WHAT THE EXERCISE ASKS
Reproduce every entry that follows word for word, but omit the images.

Stored entries

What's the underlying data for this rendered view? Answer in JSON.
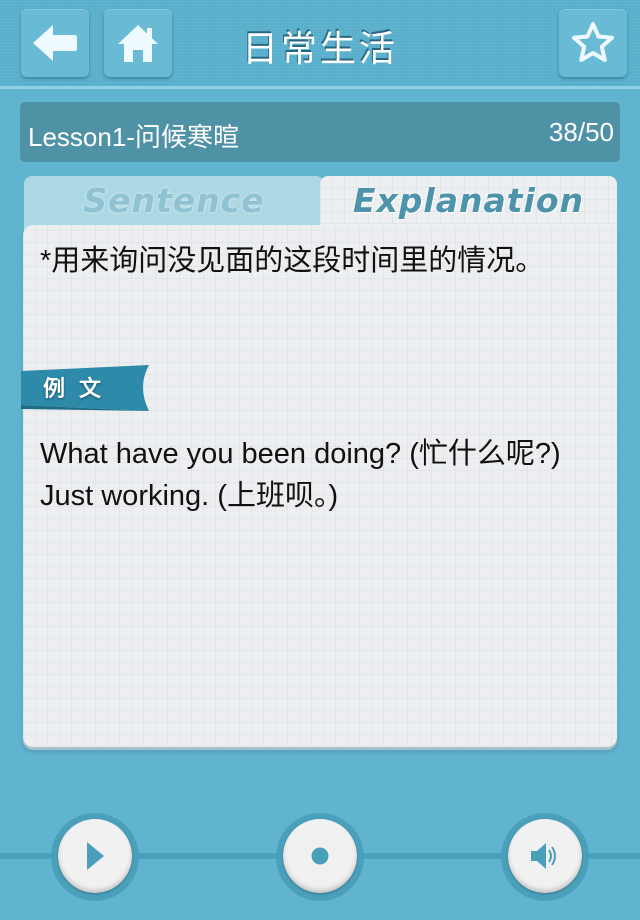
{
  "navbar": {
    "title": "日常生活",
    "back_icon": "arrow-left-icon",
    "home_icon": "home-icon",
    "favorite_icon": "star-outline-icon"
  },
  "lesson": {
    "title": "Lesson1-问候寒暄",
    "progress": "38/50",
    "current": 38,
    "total": 50
  },
  "tabs": [
    {
      "label": "Sentence",
      "active": false
    },
    {
      "label": "Explanation",
      "active": true
    }
  ],
  "card": {
    "explanation": "*用来询问没见面的这段时间里的情况。",
    "example_label": "例文",
    "examples": [
      "What have you been doing? (忙什么呢?)",
      "Just working. (上班呗。)"
    ]
  },
  "controls": {
    "play_icon": "play-icon",
    "record_icon": "record-icon",
    "sound_icon": "speaker-icon"
  },
  "colors": {
    "background": "#61b4cf",
    "lesson_bar": "#4f92a6",
    "accent": "#4a9fba",
    "card": "#eceef0",
    "ribbon": "#2d8aa8"
  }
}
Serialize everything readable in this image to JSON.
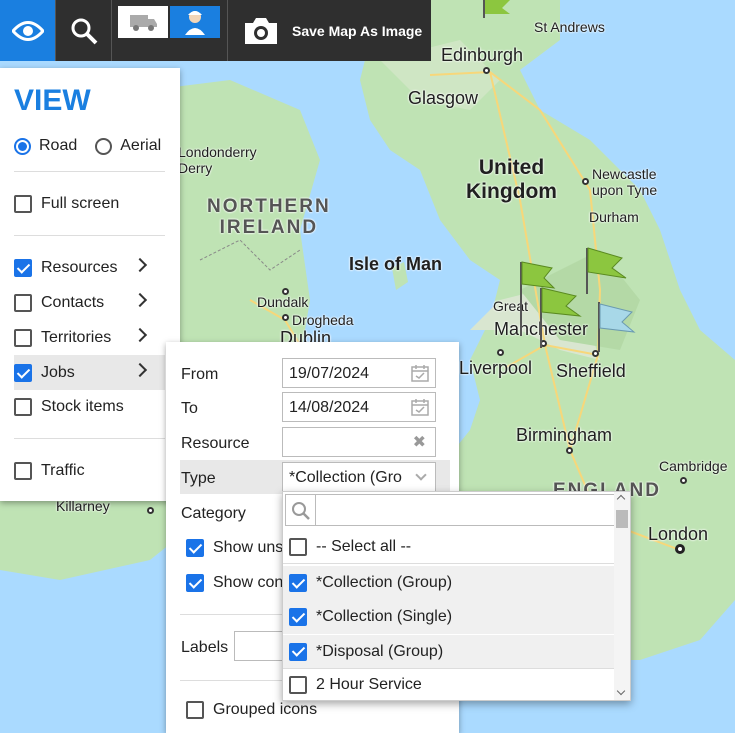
{
  "toolbar": {
    "save_label": "Save Map As Image"
  },
  "map": {
    "labels": {
      "st_andrews": "St Andrews",
      "edinburgh": "Edinburgh",
      "glasgow": "Glasgow",
      "londonderry": "Londonderry\nDerry",
      "northern_ireland": "NORTHERN\nIRELAND",
      "united_kingdom": "United\nKingdom",
      "newcastle": "Newcastle\nupon Tyne",
      "durham": "Durham",
      "isle_of_man": "Isle of Man",
      "dundalk": "Dundalk",
      "drogheda": "Drogheda",
      "dublin": "Dublin",
      "great": "Great",
      "manchester": "Manchester",
      "liverpool": "Liverpool",
      "sheffield": "Sheffield",
      "birmingham": "Birmingham",
      "cambridge": "Cambridge",
      "england": "ENGLAND",
      "london": "London",
      "killarney": "Killarney"
    }
  },
  "view_panel": {
    "title": "VIEW",
    "map_types": [
      {
        "label": "Road",
        "selected": true
      },
      {
        "label": "Aerial",
        "selected": false
      }
    ],
    "full_screen": {
      "label": "Full screen",
      "checked": false
    },
    "layers": [
      {
        "label": "Resources",
        "checked": true
      },
      {
        "label": "Contacts",
        "checked": false
      },
      {
        "label": "Territories",
        "checked": false
      },
      {
        "label": "Jobs",
        "checked": true
      },
      {
        "label": "Stock items",
        "checked": false
      }
    ],
    "traffic": {
      "label": "Traffic",
      "checked": false
    }
  },
  "jobs_panel": {
    "from_label": "From",
    "from_value": "19/07/2024",
    "to_label": "To",
    "to_value": "14/08/2024",
    "resource_label": "Resource",
    "resource_value": "",
    "type_label": "Type",
    "type_value": "*Collection (Gro",
    "category_label": "Category",
    "show_unscheduled": "Show uns",
    "show_completed": "Show con",
    "labels_label": "Labels",
    "grouped_icons": "Grouped icons"
  },
  "type_dropdown": {
    "search_placeholder": "",
    "items": [
      {
        "label": "-- Select all --",
        "checked": false
      },
      {
        "label": "*Collection (Group)",
        "checked": true
      },
      {
        "label": "*Collection (Single)",
        "checked": true
      },
      {
        "label": "*Disposal (Group)",
        "checked": true
      },
      {
        "label": "2 Hour Service",
        "checked": false
      }
    ]
  },
  "colors": {
    "accent": "#1a7fe0",
    "toolbar": "#2f2f2f",
    "sea": "#aadaff",
    "land": "#bfe3b4"
  }
}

ANSWER TO THE PROBLEM
What's the underlying data for this rendered view? Answer in JSON.
{
  "navbar": {
    "title": "日常生活",
    "back_icon": "arrow-left-icon",
    "home_icon": "home-icon",
    "favorite_icon": "star-outline-icon"
  },
  "lesson": {
    "title": "Lesson1-问候寒暄",
    "progress": "38/50",
    "current": 38,
    "total": 50
  },
  "tabs": [
    {
      "label": "Sentence",
      "active": false
    },
    {
      "label": "Explanation",
      "active": true
    }
  ],
  "card": {
    "explanation": "*用来询问没见面的这段时间里的情况。",
    "example_label": "例文",
    "examples": [
      "What have you been doing? (忙什么呢?)",
      "Just working. (上班呗。)"
    ]
  },
  "controls": {
    "play_icon": "play-icon",
    "record_icon": "record-icon",
    "sound_icon": "speaker-icon"
  },
  "colors": {
    "background": "#61b4cf",
    "lesson_bar": "#4f92a6",
    "accent": "#4a9fba",
    "card": "#eceef0",
    "ribbon": "#2d8aa8"
  }
}
Serialize everything readable in this image to JSON.
{
  "toolbar": {
    "save_label": "Save Map As Image"
  },
  "map": {
    "labels": {
      "st_andrews": "St Andrews",
      "edinburgh": "Edinburgh",
      "glasgow": "Glasgow",
      "londonderry": "Londonderry\nDerry",
      "northern_ireland": "NORTHERN\nIRELAND",
      "united_kingdom": "United\nKingdom",
      "newcastle": "Newcastle\nupon Tyne",
      "durham": "Durham",
      "isle_of_man": "Isle of Man",
      "dundalk": "Dundalk",
      "drogheda": "Drogheda",
      "dublin": "Dublin",
      "great": "Great",
      "manchester": "Manchester",
      "liverpool": "Liverpool",
      "sheffield": "Sheffield",
      "birmingham": "Birmingham",
      "cambridge": "Cambridge",
      "england": "ENGLAND",
      "london": "London",
      "killarney": "Killarney"
    }
  },
  "view_panel": {
    "title": "VIEW",
    "map_types": [
      {
        "label": "Road",
        "selected": true
      },
      {
        "label": "Aerial",
        "selected": false
      }
    ],
    "full_screen": {
      "label": "Full screen",
      "checked": false
    },
    "layers": [
      {
        "label": "Resources",
        "checked": true
      },
      {
        "label": "Contacts",
        "checked": false
      },
      {
        "label": "Territories",
        "checked": false
      },
      {
        "label": "Jobs",
        "checked": true
      },
      {
        "label": "Stock items",
        "checked": false
      }
    ],
    "traffic": {
      "label": "Traffic",
      "checked": false
    }
  },
  "jobs_panel": {
    "from_label": "From",
    "from_value": "19/07/2024",
    "to_label": "To",
    "to_value": "14/08/2024",
    "resource_label": "Resource",
    "resource_value": "",
    "type_label": "Type",
    "type_value": "*Collection (Gro",
    "category_label": "Category",
    "show_unscheduled": "Show uns",
    "show_completed": "Show con",
    "labels_label": "Labels",
    "grouped_icons": "Grouped icons"
  },
  "type_dropdown": {
    "search_placeholder": "",
    "items": [
      {
        "label": "-- Select all --",
        "checked": false
      },
      {
        "label": "*Collection (Group)",
        "checked": true
      },
      {
        "label": "*Collection (Single)",
        "checked": true
      },
      {
        "label": "*Disposal (Group)",
        "checked": true
      },
      {
        "label": "2 Hour Service",
        "checked": false
      }
    ]
  },
  "colors": {
    "accent": "#1a7fe0",
    "toolbar": "#2f2f2f",
    "sea": "#aadaff",
    "land": "#bfe3b4"
  }
}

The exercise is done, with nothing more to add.